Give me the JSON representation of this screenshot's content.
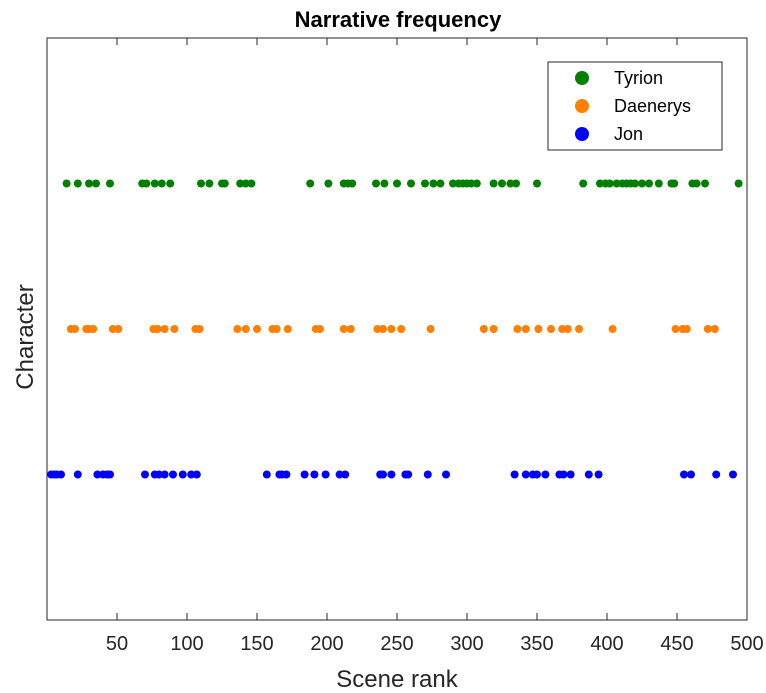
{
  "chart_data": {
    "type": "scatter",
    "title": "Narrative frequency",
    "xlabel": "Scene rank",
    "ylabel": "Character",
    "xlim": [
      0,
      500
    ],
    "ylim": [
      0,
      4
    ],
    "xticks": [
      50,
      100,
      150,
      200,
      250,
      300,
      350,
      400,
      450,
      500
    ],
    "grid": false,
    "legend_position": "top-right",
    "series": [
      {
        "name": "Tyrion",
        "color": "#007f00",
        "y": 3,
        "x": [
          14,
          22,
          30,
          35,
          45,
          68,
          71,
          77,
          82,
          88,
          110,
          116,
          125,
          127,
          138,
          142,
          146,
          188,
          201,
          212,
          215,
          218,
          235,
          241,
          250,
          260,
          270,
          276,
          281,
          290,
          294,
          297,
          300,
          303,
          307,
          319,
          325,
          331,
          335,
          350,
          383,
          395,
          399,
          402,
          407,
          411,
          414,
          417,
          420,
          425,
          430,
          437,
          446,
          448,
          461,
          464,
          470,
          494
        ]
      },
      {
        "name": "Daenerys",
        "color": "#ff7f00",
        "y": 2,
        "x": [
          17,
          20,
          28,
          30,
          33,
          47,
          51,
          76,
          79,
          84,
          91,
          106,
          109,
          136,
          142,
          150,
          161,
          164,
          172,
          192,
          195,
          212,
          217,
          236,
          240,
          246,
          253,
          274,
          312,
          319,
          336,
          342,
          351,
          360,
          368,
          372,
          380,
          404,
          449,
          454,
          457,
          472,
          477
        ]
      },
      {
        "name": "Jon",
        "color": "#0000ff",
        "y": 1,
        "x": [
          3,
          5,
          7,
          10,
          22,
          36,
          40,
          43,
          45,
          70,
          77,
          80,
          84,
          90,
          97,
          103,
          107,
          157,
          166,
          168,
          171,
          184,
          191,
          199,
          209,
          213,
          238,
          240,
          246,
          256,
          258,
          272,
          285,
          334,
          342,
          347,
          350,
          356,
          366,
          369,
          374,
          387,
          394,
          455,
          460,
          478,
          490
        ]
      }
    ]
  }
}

---

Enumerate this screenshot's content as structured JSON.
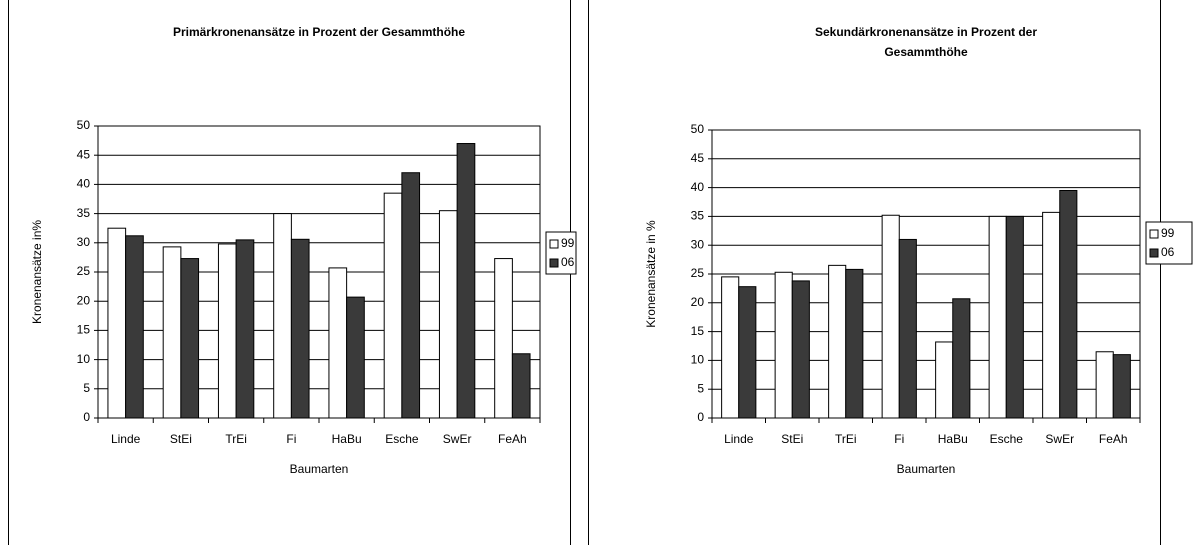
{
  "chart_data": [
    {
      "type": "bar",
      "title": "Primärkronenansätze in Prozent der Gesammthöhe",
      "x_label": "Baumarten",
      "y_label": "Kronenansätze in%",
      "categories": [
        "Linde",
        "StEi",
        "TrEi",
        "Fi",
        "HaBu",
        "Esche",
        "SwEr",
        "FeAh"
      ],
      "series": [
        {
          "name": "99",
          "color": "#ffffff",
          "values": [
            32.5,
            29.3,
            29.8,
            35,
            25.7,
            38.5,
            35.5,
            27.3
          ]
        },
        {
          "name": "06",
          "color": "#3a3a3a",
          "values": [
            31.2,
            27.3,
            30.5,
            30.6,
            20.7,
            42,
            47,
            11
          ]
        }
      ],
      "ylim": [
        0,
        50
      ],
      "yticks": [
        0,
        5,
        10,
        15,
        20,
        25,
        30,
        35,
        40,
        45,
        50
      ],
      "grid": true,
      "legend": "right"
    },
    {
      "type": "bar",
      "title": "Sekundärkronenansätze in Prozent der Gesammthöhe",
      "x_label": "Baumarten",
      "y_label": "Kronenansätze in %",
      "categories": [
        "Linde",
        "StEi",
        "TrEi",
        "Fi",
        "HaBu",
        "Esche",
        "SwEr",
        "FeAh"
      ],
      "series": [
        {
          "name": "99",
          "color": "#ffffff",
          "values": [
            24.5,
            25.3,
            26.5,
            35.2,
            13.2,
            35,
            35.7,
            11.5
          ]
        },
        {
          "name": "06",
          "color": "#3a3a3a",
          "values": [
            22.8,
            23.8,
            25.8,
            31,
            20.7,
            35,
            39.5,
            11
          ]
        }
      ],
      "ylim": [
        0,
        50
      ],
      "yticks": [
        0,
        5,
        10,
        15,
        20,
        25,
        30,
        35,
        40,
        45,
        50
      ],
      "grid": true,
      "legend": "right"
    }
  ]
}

=== Description of the task ===
Tally how many lines in the material above hold the word "Gesammthöhe". Write only that number.

=== Finished answer ===
2